**GIVEN EXERCISE:** The entire listing is to be repeated verbatim.

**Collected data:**
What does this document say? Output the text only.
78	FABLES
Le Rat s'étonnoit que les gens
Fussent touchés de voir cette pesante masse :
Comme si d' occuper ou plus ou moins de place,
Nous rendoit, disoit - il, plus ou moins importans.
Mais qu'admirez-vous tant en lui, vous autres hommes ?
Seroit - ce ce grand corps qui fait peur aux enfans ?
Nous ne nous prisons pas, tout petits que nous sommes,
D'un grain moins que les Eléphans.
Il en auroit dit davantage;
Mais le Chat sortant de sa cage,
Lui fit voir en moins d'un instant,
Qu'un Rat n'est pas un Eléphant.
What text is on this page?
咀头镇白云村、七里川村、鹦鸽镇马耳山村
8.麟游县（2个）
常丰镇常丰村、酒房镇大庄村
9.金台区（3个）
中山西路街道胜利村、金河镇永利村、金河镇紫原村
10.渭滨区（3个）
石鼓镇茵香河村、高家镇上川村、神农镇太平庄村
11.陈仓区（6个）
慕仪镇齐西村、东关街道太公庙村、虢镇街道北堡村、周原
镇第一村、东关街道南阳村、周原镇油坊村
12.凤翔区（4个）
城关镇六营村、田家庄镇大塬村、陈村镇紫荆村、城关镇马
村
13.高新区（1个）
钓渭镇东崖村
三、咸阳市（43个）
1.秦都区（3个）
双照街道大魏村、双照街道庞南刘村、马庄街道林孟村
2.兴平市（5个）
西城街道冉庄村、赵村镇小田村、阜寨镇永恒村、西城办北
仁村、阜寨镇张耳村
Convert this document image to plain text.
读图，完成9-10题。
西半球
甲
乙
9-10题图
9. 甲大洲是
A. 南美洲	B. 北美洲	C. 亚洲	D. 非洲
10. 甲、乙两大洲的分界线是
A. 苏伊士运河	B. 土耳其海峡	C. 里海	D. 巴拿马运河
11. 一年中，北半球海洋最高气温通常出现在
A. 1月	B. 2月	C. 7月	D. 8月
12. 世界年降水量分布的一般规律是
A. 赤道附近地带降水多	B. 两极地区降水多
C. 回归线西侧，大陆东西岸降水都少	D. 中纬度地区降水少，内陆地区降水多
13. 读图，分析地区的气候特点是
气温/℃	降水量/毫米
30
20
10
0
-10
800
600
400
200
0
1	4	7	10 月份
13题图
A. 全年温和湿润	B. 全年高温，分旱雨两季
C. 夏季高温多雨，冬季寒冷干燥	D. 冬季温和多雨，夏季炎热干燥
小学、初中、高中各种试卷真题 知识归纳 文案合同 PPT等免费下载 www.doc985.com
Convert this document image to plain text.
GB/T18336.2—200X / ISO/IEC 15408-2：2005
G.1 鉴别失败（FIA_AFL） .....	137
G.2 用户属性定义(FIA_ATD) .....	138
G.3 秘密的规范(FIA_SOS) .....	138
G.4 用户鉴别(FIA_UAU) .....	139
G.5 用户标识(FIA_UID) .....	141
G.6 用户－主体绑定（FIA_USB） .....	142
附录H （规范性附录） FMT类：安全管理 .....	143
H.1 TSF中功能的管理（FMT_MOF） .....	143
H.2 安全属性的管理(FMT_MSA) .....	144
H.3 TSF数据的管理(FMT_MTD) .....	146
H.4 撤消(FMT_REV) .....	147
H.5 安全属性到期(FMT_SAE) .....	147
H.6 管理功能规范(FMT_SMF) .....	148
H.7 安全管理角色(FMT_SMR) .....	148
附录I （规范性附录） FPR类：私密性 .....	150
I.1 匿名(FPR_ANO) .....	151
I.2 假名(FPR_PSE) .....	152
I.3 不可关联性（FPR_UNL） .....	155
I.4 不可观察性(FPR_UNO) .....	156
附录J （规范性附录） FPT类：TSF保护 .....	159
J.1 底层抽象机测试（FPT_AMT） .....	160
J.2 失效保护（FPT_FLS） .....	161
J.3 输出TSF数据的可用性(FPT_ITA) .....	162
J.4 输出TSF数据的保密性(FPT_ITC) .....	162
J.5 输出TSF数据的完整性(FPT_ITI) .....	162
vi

**WRITTEN REPLY:**
What does this document say? Output the text only.
78	FABLES
Le Rat s'étonnoit que les gens
Fussent touchés de voir cette pesante masse :
Comme si d' occuper ou plus ou moins de place,
Nous rendoit, disoit - il, plus ou moins importans.
Mais qu'admirez-vous tant en lui, vous autres hommes ?
Seroit - ce ce grand corps qui fait peur aux enfans ?
Nous ne nous prisons pas, tout petits que nous sommes,
D'un grain moins que les Eléphans.
Il en auroit dit davantage;
Mais le Chat sortant de sa cage,
Lui fit voir en moins d'un instant,
Qu'un Rat n'est pas un Eléphant.
What text is on this page?
咀头镇白云村、七里川村、鹦鸽镇马耳山村
8.麟游县（2个）
常丰镇常丰村、酒房镇大庄村
9.金台区（3个）
中山西路街道胜利村、金河镇永利村、金河镇紫原村
10.渭滨区（3个）
石鼓镇茵香河村、高家镇上川村、神农镇太平庄村
11.陈仓区（6个）
慕仪镇齐西村、东关街道太公庙村、虢镇街道北堡村、周原
镇第一村、东关街道南阳村、周原镇油坊村
12.凤翔区（4个）
城关镇六营村、田家庄镇大塬村、陈村镇紫荆村、城关镇马
村
13.高新区（1个）
钓渭镇东崖村
三、咸阳市（43个）
1.秦都区（3个）
双照街道大魏村、双照街道庞南刘村、马庄街道林孟村
2.兴平市（5个）
西城街道冉庄村、赵村镇小田村、阜寨镇永恒村、西城办北
仁村、阜寨镇张耳村
Convert this document image to plain text.
读图，完成9-10题。
西半球
甲
乙
9-10题图
9. 甲大洲是
A. 南美洲	B. 北美洲	C. 亚洲	D. 非洲
10. 甲、乙两大洲的分界线是
A. 苏伊士运河	B. 土耳其海峡	C. 里海	D. 巴拿马运河
11. 一年中，北半球海洋最高气温通常出现在
A. 1月	B. 2月	C. 7月	D. 8月
12. 世界年降水量分布的一般规律是
A. 赤道附近地带降水多	B. 两极地区降水多
C. 回归线西侧，大陆东西岸降水都少	D. 中纬度地区降水少，内陆地区降水多
13. 读图，分析地区的气候特点是
气温/℃	降水量/毫米
30
20
10
0
-10
800
600
400
200
0
1	4	7	10 月份
13题图
A. 全年温和湿润	B. 全年高温，分旱雨两季
C. 夏季高温多雨，冬季寒冷干燥	D. 冬季温和多雨，夏季炎热干燥
小学、初中、高中各种试卷真题 知识归纳 文案合同 PPT等免费下载 www.doc985.com
Convert this document image to plain text.
GB/T18336.2—200X / ISO/IEC 15408-2：2005
G.1 鉴别失败（FIA_AFL） .....	137
G.2 用户属性定义(FIA_ATD) .....	138
G.3 秘密的规范(FIA_SOS) .....	138
G.4 用户鉴别(FIA_UAU) .....	139
G.5 用户标识(FIA_UID) .....	141
G.6 用户－主体绑定（FIA_USB） .....	142
附录H （规范性附录） FMT类：安全管理 .....	143
H.1 TSF中功能的管理（FMT_MOF） .....	143
H.2 安全属性的管理(FMT_MSA) .....	144
H.3 TSF数据的管理(FMT_MTD) .....	146
H.4 撤消(FMT_REV) .....	147
H.5 安全属性到期(FMT_SAE) .....	147
H.6 管理功能规范(FMT_SMF) .....	148
H.7 安全管理角色(FMT_SMR) .....	148
附录I （规范性附录） FPR类：私密性 .....	150
I.1 匿名(FPR_ANO) .....	151
I.2 假名(FPR_PSE) .....	152
I.3 不可关联性（FPR_UNL） .....	155
I.4 不可观察性(FPR_UNO) .....	156
附录J （规范性附录） FPT类：TSF保护 .....	159
J.1 底层抽象机测试（FPT_AMT） .....	160
J.2 失效保护（FPT_FLS） .....	161
J.3 输出TSF数据的可用性(FPT_ITA) .....	162
J.4 输出TSF数据的保密性(FPT_ITC) .....	162
J.5 输出TSF数据的完整性(FPT_ITI) .....	162
vi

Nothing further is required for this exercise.